Written instruction = Write each record again exactly as it stands.

Provided information =
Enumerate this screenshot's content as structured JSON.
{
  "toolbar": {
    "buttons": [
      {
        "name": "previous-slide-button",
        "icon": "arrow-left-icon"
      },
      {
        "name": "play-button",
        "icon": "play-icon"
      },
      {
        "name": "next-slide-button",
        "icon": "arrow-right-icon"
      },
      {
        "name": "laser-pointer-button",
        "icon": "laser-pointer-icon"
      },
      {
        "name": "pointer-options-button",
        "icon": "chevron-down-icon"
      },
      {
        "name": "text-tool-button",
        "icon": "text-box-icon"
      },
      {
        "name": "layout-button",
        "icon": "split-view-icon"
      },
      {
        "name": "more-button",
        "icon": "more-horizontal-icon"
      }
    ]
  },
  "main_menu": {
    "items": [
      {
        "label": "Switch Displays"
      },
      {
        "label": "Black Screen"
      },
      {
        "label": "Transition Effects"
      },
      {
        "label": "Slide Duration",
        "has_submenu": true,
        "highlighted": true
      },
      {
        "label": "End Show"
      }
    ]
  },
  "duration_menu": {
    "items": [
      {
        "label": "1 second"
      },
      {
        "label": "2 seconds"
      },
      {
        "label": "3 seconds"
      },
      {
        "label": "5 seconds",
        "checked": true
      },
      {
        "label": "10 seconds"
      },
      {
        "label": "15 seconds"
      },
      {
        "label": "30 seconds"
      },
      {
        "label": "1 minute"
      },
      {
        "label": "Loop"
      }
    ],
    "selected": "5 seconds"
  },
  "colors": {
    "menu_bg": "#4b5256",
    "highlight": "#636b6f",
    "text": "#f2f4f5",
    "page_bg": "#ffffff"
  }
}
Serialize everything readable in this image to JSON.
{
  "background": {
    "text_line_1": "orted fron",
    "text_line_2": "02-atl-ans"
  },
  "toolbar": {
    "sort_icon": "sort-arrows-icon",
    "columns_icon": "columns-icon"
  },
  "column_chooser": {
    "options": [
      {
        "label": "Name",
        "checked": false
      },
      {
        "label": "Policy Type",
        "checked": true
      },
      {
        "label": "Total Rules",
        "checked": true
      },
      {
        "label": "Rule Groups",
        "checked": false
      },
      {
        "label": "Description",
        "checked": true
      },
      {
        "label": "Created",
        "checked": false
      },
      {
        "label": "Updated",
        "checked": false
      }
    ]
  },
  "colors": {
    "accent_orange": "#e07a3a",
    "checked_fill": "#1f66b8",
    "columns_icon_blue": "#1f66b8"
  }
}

Written answer =
Enumerate this screenshot's content as structured JSON.
{
  "toolbar": {
    "buttons": [
      {
        "name": "previous-slide-button",
        "icon": "arrow-left-icon"
      },
      {
        "name": "play-button",
        "icon": "play-icon"
      },
      {
        "name": "next-slide-button",
        "icon": "arrow-right-icon"
      },
      {
        "name": "laser-pointer-button",
        "icon": "laser-pointer-icon"
      },
      {
        "name": "pointer-options-button",
        "icon": "chevron-down-icon"
      },
      {
        "name": "text-tool-button",
        "icon": "text-box-icon"
      },
      {
        "name": "layout-button",
        "icon": "split-view-icon"
      },
      {
        "name": "more-button",
        "icon": "more-horizontal-icon"
      }
    ]
  },
  "main_menu": {
    "items": [
      {
        "label": "Switch Displays"
      },
      {
        "label": "Black Screen"
      },
      {
        "label": "Transition Effects"
      },
      {
        "label": "Slide Duration",
        "has_submenu": true,
        "highlighted": true
      },
      {
        "label": "End Show"
      }
    ]
  },
  "duration_menu": {
    "items": [
      {
        "label": "1 second"
      },
      {
        "label": "2 seconds"
      },
      {
        "label": "3 seconds"
      },
      {
        "label": "5 seconds",
        "checked": true
      },
      {
        "label": "10 seconds"
      },
      {
        "label": "15 seconds"
      },
      {
        "label": "30 seconds"
      },
      {
        "label": "1 minute"
      },
      {
        "label": "Loop"
      }
    ],
    "selected": "5 seconds"
  },
  "colors": {
    "menu_bg": "#4b5256",
    "highlight": "#636b6f",
    "text": "#f2f4f5",
    "page_bg": "#ffffff"
  }
}
Serialize everything readable in this image to JSON.
{
  "background": {
    "text_line_1": "orted fron",
    "text_line_2": "02-atl-ans"
  },
  "toolbar": {
    "sort_icon": "sort-arrows-icon",
    "columns_icon": "columns-icon"
  },
  "column_chooser": {
    "options": [
      {
        "label": "Name",
        "checked": false
      },
      {
        "label": "Policy Type",
        "checked": true
      },
      {
        "label": "Total Rules",
        "checked": true
      },
      {
        "label": "Rule Groups",
        "checked": false
      },
      {
        "label": "Description",
        "checked": true
      },
      {
        "label": "Created",
        "checked": false
      },
      {
        "label": "Updated",
        "checked": false
      }
    ]
  },
  "colors": {
    "accent_orange": "#e07a3a",
    "checked_fill": "#1f66b8",
    "columns_icon_blue": "#1f66b8"
  }
}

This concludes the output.